● Objective: Give the material once more, word for word, without any images.

● Stored data:

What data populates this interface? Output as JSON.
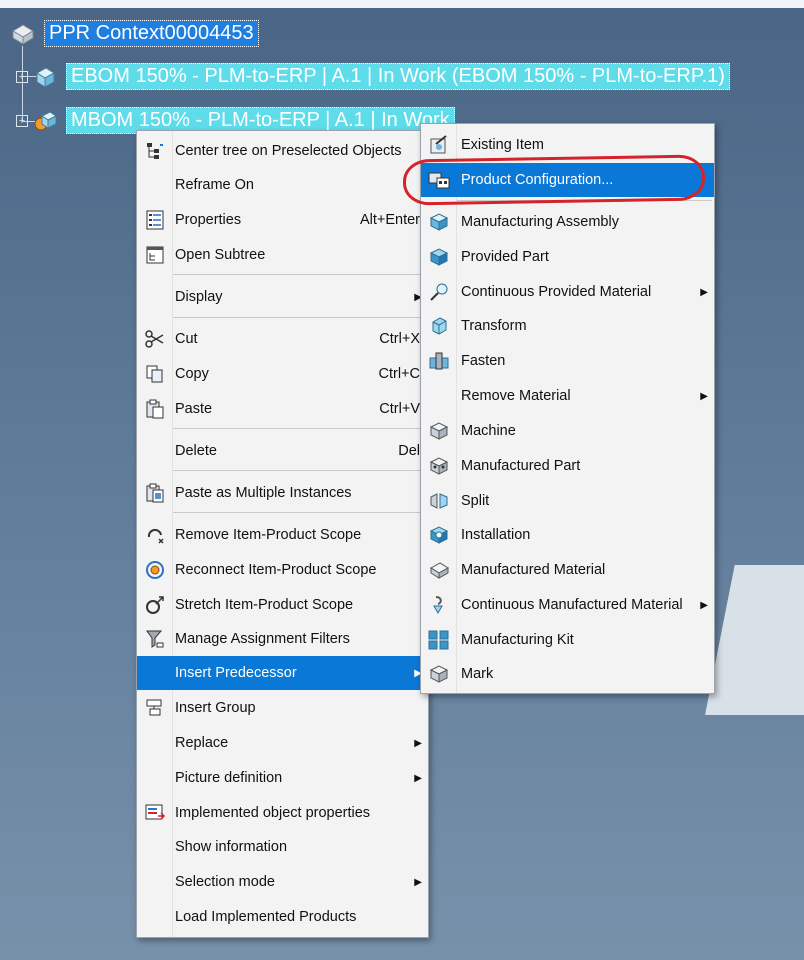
{
  "tree": {
    "root": "PPR Context00004453",
    "ebom": "EBOM 150% - PLM-to-ERP  | A.1  | In Work (EBOM 150% - PLM-to-ERP.1)",
    "mbom": "MBOM 150% - PLM-to-ERP  | A.1  | In Work"
  },
  "context_menu": {
    "items": [
      {
        "label": "Center tree on Preselected Objects",
        "icon": "center-tree-icon"
      },
      {
        "label": "Reframe On"
      },
      {
        "label": "Properties",
        "shortcut": "Alt+Enter",
        "icon": "properties-icon"
      },
      {
        "label": "Open Subtree",
        "icon": "open-subtree-icon"
      },
      {
        "label": "Display",
        "submenu": true
      },
      {
        "label": "Cut",
        "shortcut": "Ctrl+X",
        "icon": "scissors-icon"
      },
      {
        "label": "Copy",
        "shortcut": "Ctrl+C",
        "icon": "copy-icon"
      },
      {
        "label": "Paste",
        "shortcut": "Ctrl+V",
        "icon": "paste-icon"
      },
      {
        "label": "Delete",
        "shortcut": "Del"
      },
      {
        "label": "Paste as Multiple Instances",
        "icon": "paste-multiple-icon"
      },
      {
        "label": "Remove Item-Product Scope",
        "icon": "remove-scope-icon"
      },
      {
        "label": "Reconnect Item-Product Scope",
        "icon": "reconnect-scope-icon"
      },
      {
        "label": "Stretch Item-Product Scope",
        "icon": "stretch-scope-icon"
      },
      {
        "label": "Manage Assignment Filters",
        "icon": "filter-icon"
      },
      {
        "label": "Insert Predecessor",
        "submenu": true,
        "highlighted": true
      },
      {
        "label": "Insert Group",
        "icon": "insert-group-icon"
      },
      {
        "label": "Replace",
        "submenu": true
      },
      {
        "label": "Picture definition",
        "submenu": true
      },
      {
        "label": "Implemented object properties",
        "icon": "implemented-properties-icon"
      },
      {
        "label": "Show information"
      },
      {
        "label": "Selection mode",
        "submenu": true
      },
      {
        "label": "Load Implemented Products"
      }
    ]
  },
  "submenu": {
    "items": [
      {
        "label": "Existing Item",
        "icon": "existing-item-icon"
      },
      {
        "label": "Product Configuration...",
        "icon": "product-configuration-icon",
        "highlighted": true
      },
      {
        "label": "Manufacturing Assembly",
        "icon": "manufacturing-assembly-icon"
      },
      {
        "label": "Provided Part",
        "icon": "provided-part-icon"
      },
      {
        "label": "Continuous Provided Material",
        "icon": "continuous-provided-icon",
        "submenu": true
      },
      {
        "label": "Transform",
        "icon": "transform-icon"
      },
      {
        "label": "Fasten",
        "icon": "fasten-icon"
      },
      {
        "label": "Remove Material",
        "submenu": true
      },
      {
        "label": "Machine",
        "icon": "machine-icon"
      },
      {
        "label": "Manufactured Part",
        "icon": "manufactured-part-icon"
      },
      {
        "label": "Split",
        "icon": "split-icon"
      },
      {
        "label": "Installation",
        "icon": "installation-icon"
      },
      {
        "label": "Manufactured Material",
        "icon": "manufactured-material-icon"
      },
      {
        "label": "Continuous Manufactured Material",
        "icon": "continuous-manufactured-icon",
        "submenu": true
      },
      {
        "label": "Manufacturing Kit",
        "icon": "manufacturing-kit-icon"
      },
      {
        "label": "Mark",
        "icon": "mark-icon"
      }
    ]
  },
  "colors": {
    "highlight": "#0a78d7",
    "annotation": "#d4232b",
    "tree_label": "#5fdcea"
  }
}
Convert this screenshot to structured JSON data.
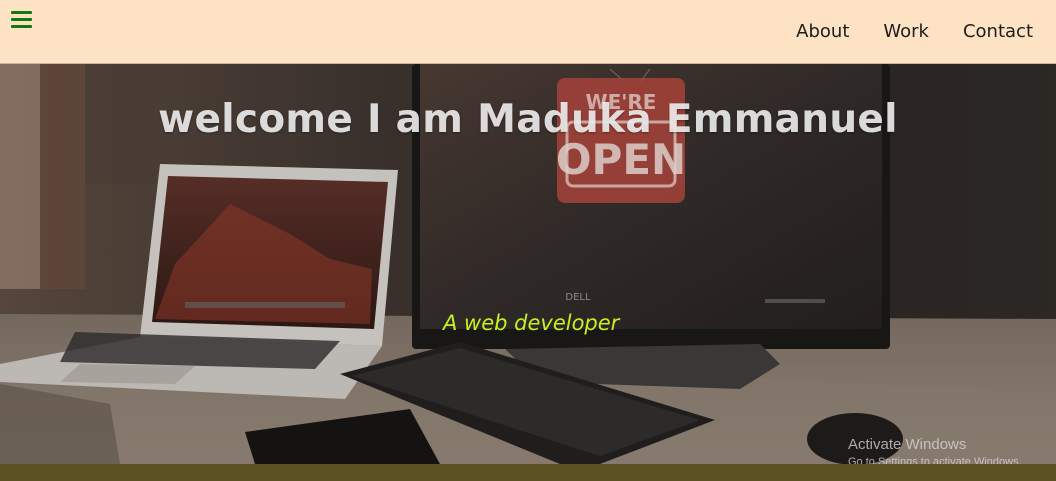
{
  "header": {
    "menu_icon": "hamburger-menu-icon",
    "nav": [
      {
        "label": "About"
      },
      {
        "label": "Work"
      },
      {
        "label": "Contact"
      }
    ]
  },
  "hero": {
    "title": "welcome I am Maduka Emmanuel",
    "subtitle": "A web developer",
    "photo_sign_text": "OPEN",
    "photo_sign_top_text": "WE'RE",
    "photo_monitor_brand": "DELL"
  },
  "watermark": {
    "title": "Activate Windows",
    "subtitle": "Go to Settings to activate Windows."
  },
  "colors": {
    "header_bg": "#fde2c4",
    "menu_icon": "#137a13",
    "subtitle": "#c4f024",
    "bottom_strip": "#5b5021"
  }
}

● Exercise solution:
What data populates this interface? Output as JSON.
{
  "tree": {
    "root": "PPR Context00004453",
    "ebom": "EBOM 150% - PLM-to-ERP  | A.1  | In Work (EBOM 150% - PLM-to-ERP.1)",
    "mbom": "MBOM 150% - PLM-to-ERP  | A.1  | In Work"
  },
  "context_menu": {
    "items": [
      {
        "label": "Center tree on Preselected Objects",
        "icon": "center-tree-icon"
      },
      {
        "label": "Reframe On"
      },
      {
        "label": "Properties",
        "shortcut": "Alt+Enter",
        "icon": "properties-icon"
      },
      {
        "label": "Open Subtree",
        "icon": "open-subtree-icon"
      },
      {
        "label": "Display",
        "submenu": true
      },
      {
        "label": "Cut",
        "shortcut": "Ctrl+X",
        "icon": "scissors-icon"
      },
      {
        "label": "Copy",
        "shortcut": "Ctrl+C",
        "icon": "copy-icon"
      },
      {
        "label": "Paste",
        "shortcut": "Ctrl+V",
        "icon": "paste-icon"
      },
      {
        "label": "Delete",
        "shortcut": "Del"
      },
      {
        "label": "Paste as Multiple Instances",
        "icon": "paste-multiple-icon"
      },
      {
        "label": "Remove Item-Product Scope",
        "icon": "remove-scope-icon"
      },
      {
        "label": "Reconnect Item-Product Scope",
        "icon": "reconnect-scope-icon"
      },
      {
        "label": "Stretch Item-Product Scope",
        "icon": "stretch-scope-icon"
      },
      {
        "label": "Manage Assignment Filters",
        "icon": "filter-icon"
      },
      {
        "label": "Insert Predecessor",
        "submenu": true,
        "highlighted": true
      },
      {
        "label": "Insert Group",
        "icon": "insert-group-icon"
      },
      {
        "label": "Replace",
        "submenu": true
      },
      {
        "label": "Picture definition",
        "submenu": true
      },
      {
        "label": "Implemented object properties",
        "icon": "implemented-properties-icon"
      },
      {
        "label": "Show information"
      },
      {
        "label": "Selection mode",
        "submenu": true
      },
      {
        "label": "Load Implemented Products"
      }
    ]
  },
  "submenu": {
    "items": [
      {
        "label": "Existing Item",
        "icon": "existing-item-icon"
      },
      {
        "label": "Product Configuration...",
        "icon": "product-configuration-icon",
        "highlighted": true
      },
      {
        "label": "Manufacturing Assembly",
        "icon": "manufacturing-assembly-icon"
      },
      {
        "label": "Provided Part",
        "icon": "provided-part-icon"
      },
      {
        "label": "Continuous Provided Material",
        "icon": "continuous-provided-icon",
        "submenu": true
      },
      {
        "label": "Transform",
        "icon": "transform-icon"
      },
      {
        "label": "Fasten",
        "icon": "fasten-icon"
      },
      {
        "label": "Remove Material",
        "submenu": true
      },
      {
        "label": "Machine",
        "icon": "machine-icon"
      },
      {
        "label": "Manufactured Part",
        "icon": "manufactured-part-icon"
      },
      {
        "label": "Split",
        "icon": "split-icon"
      },
      {
        "label": "Installation",
        "icon": "installation-icon"
      },
      {
        "label": "Manufactured Material",
        "icon": "manufactured-material-icon"
      },
      {
        "label": "Continuous Manufactured Material",
        "icon": "continuous-manufactured-icon",
        "submenu": true
      },
      {
        "label": "Manufacturing Kit",
        "icon": "manufacturing-kit-icon"
      },
      {
        "label": "Mark",
        "icon": "mark-icon"
      }
    ]
  },
  "colors": {
    "highlight": "#0a78d7",
    "annotation": "#d4232b",
    "tree_label": "#5fdcea"
  }
}
Convert this screenshot to structured JSON data.
{
  "header": {
    "menu_icon": "hamburger-menu-icon",
    "nav": [
      {
        "label": "About"
      },
      {
        "label": "Work"
      },
      {
        "label": "Contact"
      }
    ]
  },
  "hero": {
    "title": "welcome I am Maduka Emmanuel",
    "subtitle": "A web developer",
    "photo_sign_text": "OPEN",
    "photo_sign_top_text": "WE'RE",
    "photo_monitor_brand": "DELL"
  },
  "watermark": {
    "title": "Activate Windows",
    "subtitle": "Go to Settings to activate Windows."
  },
  "colors": {
    "header_bg": "#fde2c4",
    "menu_icon": "#137a13",
    "subtitle": "#c4f024",
    "bottom_strip": "#5b5021"
  }
}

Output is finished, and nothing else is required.